** START ENTRIES PROVIDED **

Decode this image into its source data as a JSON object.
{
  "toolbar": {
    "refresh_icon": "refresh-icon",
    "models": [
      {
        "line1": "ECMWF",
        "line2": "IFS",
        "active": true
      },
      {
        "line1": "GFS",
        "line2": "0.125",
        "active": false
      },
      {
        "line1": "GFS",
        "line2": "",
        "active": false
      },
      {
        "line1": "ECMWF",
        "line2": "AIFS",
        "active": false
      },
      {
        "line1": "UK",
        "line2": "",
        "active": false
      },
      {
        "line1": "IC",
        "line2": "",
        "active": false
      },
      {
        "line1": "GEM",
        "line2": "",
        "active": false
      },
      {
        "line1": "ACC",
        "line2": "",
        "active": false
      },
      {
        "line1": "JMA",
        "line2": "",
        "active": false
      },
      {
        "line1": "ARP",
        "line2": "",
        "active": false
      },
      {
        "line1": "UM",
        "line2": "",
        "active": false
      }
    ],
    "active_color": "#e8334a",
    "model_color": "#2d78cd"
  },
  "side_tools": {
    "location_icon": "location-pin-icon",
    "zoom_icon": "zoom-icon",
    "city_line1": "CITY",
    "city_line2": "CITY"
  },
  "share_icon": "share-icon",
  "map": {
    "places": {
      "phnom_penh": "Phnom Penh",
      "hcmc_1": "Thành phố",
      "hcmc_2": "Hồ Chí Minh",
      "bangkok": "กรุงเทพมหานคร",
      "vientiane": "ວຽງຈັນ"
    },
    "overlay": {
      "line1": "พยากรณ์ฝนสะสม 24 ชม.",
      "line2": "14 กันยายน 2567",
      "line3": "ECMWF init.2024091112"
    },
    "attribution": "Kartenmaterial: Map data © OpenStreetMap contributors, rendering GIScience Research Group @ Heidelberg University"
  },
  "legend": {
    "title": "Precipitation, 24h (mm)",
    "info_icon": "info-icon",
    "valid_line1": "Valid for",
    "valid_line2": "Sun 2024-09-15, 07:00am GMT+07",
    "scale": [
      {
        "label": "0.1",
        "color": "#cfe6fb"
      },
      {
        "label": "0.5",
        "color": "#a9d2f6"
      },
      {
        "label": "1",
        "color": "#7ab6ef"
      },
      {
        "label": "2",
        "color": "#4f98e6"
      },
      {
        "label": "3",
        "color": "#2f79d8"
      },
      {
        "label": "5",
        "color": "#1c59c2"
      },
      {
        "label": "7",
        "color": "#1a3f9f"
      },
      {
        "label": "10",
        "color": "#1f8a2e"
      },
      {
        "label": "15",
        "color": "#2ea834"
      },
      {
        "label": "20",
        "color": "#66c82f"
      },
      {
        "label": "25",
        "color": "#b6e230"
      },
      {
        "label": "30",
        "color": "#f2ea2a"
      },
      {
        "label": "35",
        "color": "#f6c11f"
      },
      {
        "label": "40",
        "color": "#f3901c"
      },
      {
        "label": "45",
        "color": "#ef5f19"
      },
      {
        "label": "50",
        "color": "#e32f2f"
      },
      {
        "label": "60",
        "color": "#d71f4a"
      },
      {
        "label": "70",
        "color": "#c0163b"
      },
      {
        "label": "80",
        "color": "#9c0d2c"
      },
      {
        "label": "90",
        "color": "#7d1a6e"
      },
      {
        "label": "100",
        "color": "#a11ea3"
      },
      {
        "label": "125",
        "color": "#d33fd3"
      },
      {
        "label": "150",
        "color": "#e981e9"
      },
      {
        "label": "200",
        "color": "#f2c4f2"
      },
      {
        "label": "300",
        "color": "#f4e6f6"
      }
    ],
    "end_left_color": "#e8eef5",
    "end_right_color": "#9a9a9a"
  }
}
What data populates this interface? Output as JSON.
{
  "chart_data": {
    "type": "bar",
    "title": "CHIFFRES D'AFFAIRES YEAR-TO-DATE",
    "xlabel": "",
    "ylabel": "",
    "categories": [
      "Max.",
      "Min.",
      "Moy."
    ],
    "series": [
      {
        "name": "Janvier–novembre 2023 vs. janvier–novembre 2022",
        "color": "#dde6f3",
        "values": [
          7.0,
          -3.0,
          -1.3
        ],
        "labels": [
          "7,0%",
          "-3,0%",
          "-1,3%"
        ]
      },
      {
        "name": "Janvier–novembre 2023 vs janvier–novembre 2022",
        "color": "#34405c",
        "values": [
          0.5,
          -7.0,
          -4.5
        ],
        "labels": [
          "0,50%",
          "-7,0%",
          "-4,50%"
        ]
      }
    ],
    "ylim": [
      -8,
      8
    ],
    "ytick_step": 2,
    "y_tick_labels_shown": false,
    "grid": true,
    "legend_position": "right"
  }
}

** END ENTRIES PROVIDED **

### AIM OF THE EXERCISE
Scan the records above for the string "Janvier", then report every line that contains it.

### RESPONSE FOR THIS EXERCISE
        "name": "Janvier–novembre 2023 vs. janvier–novembre 2022",
        "name": "Janvier–novembre 2023 vs janvier–novembre 2022",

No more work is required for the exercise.